◆ Exercise
Only the lines from the one containing "Extract the structured" through the end of the material are to be echoed, each exactly as it appears.

○ ○ ○ ○ ○

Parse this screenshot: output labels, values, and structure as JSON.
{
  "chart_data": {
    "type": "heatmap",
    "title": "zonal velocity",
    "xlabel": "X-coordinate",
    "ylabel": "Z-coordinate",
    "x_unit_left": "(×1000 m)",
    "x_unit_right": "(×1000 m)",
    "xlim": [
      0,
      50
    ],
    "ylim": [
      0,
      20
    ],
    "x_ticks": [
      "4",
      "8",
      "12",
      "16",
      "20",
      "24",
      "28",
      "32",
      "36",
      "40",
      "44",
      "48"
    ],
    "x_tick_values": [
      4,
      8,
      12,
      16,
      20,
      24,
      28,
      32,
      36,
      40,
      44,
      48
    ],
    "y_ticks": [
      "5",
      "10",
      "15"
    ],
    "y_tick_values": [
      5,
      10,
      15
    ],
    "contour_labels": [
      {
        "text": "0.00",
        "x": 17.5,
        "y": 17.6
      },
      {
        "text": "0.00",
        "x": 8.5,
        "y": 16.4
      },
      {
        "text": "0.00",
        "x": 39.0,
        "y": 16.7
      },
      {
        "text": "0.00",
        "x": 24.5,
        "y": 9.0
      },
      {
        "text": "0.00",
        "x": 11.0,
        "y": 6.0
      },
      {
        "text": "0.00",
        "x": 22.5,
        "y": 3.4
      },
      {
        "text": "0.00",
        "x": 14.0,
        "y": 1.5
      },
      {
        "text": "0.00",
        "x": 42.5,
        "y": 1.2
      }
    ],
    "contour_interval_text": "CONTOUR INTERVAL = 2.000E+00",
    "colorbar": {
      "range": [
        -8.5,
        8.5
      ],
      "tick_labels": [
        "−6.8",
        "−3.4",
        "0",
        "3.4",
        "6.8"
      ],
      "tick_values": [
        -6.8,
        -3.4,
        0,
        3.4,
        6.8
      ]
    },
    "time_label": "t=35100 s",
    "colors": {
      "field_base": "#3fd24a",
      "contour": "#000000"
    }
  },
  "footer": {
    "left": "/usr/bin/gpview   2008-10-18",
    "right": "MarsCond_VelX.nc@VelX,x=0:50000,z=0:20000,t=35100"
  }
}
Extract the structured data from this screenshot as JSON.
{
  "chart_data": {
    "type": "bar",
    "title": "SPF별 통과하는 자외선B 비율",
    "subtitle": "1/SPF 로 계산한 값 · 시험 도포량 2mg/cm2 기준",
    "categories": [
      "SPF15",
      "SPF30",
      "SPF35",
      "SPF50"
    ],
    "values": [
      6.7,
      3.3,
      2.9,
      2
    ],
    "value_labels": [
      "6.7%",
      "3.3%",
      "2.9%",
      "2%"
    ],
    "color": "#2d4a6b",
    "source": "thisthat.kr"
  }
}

○ ○ ○ ○ ○

◆ Final result
Extract the structured data from this screenshot as JSON.
{
  "chart_data": {
    "type": "bar",
    "title": "SPF별 통과하는 자외선B 비율",
    "subtitle": "1/SPF 로 계산한 값 · 시험 도포량 2mg/cm2 기준",
    "categories": [
      "SPF15",
      "SPF30",
      "SPF35",
      "SPF50"
    ],
    "values": [
      6.7,
      3.3,
      2.9,
      2
    ],
    "value_labels": [
      "6.7%",
      "3.3%",
      "2.9%",
      "2%"
    ],
    "color": "#2d4a6b",
    "source": "thisthat.kr"
  }
}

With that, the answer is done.